Only lines with the string "data" matter here; gather them from the material below.
## Begin INPUT ROWS
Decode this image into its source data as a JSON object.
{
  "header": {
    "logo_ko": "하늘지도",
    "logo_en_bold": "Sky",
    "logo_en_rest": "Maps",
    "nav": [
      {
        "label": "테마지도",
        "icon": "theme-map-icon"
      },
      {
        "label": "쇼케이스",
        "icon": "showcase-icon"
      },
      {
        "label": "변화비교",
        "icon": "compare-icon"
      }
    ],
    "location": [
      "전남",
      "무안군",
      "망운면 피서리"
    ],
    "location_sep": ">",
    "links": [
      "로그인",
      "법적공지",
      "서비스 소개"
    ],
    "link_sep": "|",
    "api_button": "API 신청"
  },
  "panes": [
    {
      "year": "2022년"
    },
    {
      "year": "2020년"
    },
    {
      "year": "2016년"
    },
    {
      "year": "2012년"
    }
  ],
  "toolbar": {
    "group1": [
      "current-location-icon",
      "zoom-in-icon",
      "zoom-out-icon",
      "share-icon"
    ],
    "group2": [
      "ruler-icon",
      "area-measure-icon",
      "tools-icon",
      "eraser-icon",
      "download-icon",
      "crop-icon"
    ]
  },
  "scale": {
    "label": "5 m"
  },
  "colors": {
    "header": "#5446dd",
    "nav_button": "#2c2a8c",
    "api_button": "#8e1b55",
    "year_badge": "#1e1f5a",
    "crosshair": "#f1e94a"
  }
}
## End INPUT ROWS
## Begin INPUT ROWS
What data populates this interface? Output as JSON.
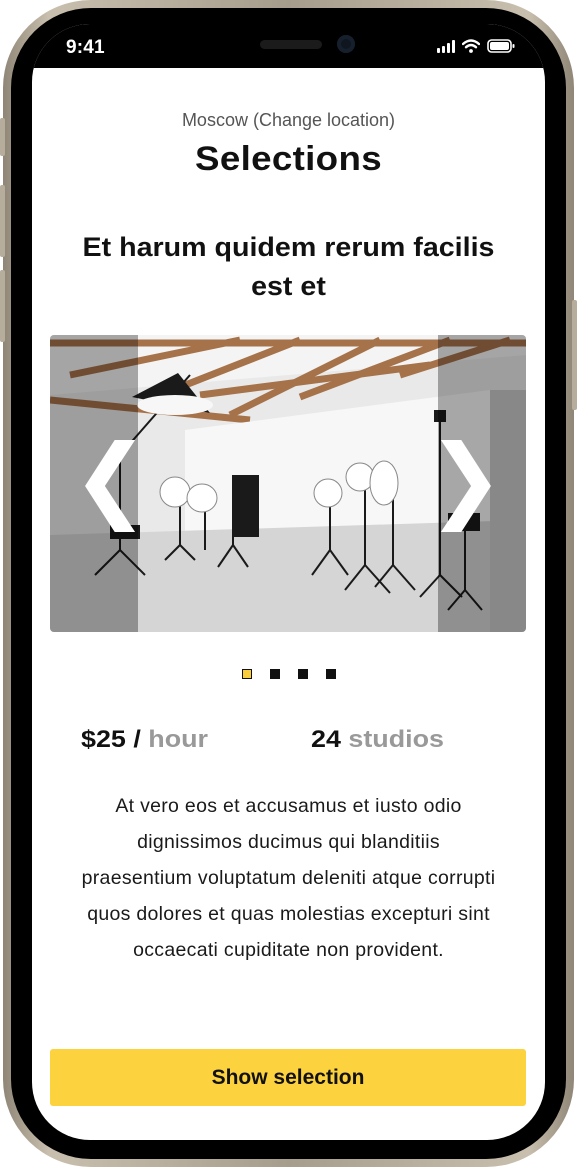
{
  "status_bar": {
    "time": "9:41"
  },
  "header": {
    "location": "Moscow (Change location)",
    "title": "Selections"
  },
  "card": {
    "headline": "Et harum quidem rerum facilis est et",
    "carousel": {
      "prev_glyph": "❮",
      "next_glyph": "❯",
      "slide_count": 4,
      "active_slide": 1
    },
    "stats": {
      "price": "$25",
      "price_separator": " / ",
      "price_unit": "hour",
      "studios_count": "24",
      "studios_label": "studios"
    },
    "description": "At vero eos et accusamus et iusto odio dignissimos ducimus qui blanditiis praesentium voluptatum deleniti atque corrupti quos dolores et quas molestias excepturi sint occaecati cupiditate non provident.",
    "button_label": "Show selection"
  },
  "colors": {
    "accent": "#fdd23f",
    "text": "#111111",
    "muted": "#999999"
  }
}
## End INPUT ROWS
=== ANSWER TO THE EXERCISE ===
Decode this image into its source data as a JSON object.
What data populates this interface? Output as JSON.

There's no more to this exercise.